Data entries
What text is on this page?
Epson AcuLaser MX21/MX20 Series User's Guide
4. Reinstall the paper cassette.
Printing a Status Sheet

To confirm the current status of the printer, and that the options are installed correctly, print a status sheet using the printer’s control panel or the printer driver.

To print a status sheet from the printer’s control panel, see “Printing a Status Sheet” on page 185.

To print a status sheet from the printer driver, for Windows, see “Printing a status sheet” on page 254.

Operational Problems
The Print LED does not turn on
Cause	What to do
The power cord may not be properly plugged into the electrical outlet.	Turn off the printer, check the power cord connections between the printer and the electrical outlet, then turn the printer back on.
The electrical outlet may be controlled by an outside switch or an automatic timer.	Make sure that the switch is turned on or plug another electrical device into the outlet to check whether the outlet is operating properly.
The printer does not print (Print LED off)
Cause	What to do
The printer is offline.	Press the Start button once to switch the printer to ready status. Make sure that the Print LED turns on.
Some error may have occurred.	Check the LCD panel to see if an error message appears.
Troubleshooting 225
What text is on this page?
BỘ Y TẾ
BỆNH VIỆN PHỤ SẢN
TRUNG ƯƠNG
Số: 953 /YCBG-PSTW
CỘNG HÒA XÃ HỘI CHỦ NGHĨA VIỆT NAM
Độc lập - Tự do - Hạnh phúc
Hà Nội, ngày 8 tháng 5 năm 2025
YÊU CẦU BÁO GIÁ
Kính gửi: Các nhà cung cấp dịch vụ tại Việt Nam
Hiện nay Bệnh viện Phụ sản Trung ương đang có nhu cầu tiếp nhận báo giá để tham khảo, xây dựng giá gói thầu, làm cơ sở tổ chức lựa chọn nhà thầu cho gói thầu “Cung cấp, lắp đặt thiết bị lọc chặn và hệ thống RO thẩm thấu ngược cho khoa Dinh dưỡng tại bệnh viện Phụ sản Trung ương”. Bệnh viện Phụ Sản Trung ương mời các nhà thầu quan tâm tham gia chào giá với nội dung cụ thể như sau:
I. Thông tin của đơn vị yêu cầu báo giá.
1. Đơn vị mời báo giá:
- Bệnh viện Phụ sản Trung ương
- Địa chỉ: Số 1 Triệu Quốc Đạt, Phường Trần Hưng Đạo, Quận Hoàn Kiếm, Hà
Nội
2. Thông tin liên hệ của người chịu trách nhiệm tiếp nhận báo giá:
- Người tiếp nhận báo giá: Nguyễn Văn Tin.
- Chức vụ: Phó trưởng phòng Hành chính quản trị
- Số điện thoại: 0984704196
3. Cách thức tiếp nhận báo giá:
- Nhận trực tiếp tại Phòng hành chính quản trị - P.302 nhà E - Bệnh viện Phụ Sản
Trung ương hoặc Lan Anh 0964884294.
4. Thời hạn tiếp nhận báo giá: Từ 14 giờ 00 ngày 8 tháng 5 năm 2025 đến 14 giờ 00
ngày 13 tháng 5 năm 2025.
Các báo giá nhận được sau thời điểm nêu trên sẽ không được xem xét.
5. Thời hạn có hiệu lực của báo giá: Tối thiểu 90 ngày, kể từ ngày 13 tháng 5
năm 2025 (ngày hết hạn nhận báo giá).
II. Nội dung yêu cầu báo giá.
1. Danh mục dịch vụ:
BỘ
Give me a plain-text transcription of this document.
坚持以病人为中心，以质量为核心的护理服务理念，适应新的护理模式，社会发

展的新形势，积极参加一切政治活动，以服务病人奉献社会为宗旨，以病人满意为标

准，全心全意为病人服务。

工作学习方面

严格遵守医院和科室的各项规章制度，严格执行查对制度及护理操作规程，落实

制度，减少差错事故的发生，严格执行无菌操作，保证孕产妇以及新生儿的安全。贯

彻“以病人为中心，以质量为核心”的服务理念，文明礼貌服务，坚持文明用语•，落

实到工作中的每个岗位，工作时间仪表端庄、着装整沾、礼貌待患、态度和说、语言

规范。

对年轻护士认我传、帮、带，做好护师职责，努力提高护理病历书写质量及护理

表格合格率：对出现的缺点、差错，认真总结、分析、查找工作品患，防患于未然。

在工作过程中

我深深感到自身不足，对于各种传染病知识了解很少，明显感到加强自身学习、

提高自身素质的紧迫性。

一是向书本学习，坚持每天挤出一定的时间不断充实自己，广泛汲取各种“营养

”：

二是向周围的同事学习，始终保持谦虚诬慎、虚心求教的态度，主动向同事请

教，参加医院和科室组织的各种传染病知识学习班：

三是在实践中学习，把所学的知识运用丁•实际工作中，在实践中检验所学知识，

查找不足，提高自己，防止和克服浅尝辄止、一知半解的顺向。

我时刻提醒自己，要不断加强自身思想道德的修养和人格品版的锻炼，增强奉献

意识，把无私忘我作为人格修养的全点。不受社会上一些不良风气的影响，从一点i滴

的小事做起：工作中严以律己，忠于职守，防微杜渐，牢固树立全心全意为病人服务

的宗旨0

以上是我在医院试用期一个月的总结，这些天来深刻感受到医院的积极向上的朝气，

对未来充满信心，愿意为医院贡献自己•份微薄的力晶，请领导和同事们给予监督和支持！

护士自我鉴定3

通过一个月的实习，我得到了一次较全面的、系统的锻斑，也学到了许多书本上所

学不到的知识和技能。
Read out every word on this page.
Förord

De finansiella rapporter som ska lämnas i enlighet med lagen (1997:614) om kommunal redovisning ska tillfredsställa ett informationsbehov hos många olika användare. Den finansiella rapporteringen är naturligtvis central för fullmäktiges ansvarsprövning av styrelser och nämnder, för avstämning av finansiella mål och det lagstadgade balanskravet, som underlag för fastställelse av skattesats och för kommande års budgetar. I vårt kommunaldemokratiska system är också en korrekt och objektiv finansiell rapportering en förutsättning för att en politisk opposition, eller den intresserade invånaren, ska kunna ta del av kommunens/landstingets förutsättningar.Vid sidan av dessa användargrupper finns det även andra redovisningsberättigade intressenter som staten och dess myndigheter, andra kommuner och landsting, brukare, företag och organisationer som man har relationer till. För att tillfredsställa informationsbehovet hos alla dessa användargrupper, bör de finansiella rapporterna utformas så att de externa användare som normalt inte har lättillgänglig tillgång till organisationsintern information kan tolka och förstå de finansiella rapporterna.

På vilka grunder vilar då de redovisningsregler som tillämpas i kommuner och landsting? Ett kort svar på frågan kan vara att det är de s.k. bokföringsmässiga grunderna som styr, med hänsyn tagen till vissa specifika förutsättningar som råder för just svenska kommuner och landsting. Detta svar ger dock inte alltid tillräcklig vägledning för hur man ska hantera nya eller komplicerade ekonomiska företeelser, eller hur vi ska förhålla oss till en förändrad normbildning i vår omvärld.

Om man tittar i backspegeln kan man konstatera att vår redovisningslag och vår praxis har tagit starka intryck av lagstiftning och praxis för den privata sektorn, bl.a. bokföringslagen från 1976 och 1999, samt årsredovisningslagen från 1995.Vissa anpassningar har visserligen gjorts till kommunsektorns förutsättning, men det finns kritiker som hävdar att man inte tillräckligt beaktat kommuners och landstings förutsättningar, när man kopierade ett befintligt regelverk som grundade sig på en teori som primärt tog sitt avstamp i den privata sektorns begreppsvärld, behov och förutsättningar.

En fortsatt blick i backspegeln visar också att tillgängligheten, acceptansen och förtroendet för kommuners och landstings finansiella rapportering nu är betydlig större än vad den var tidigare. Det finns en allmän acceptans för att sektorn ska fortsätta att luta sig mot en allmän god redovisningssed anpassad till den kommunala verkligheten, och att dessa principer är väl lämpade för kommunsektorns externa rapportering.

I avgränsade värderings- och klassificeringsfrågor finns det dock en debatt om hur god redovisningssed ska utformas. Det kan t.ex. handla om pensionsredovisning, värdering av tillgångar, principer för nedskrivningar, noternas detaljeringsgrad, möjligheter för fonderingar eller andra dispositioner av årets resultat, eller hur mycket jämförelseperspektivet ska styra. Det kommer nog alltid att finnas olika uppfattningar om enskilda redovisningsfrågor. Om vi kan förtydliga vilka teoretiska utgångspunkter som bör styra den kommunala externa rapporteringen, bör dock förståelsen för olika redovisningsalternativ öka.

Directions —
Find the lines above that contain the word "ngày" and collect them.

Response —
Hà Nội, ngày 8 tháng 5 năm 2025
4. Thời hạn tiếp nhận báo giá: Từ 14 giờ 00 ngày 8 tháng 5 năm 2025 đến 14 giờ 00
ngày 13 tháng 5 năm 2025.
5. Thời hạn có hiệu lực của báo giá: Tối thiểu 90 ngày, kể từ ngày 13 tháng 5
năm 2025 (ngày hết hạn nhận báo giá).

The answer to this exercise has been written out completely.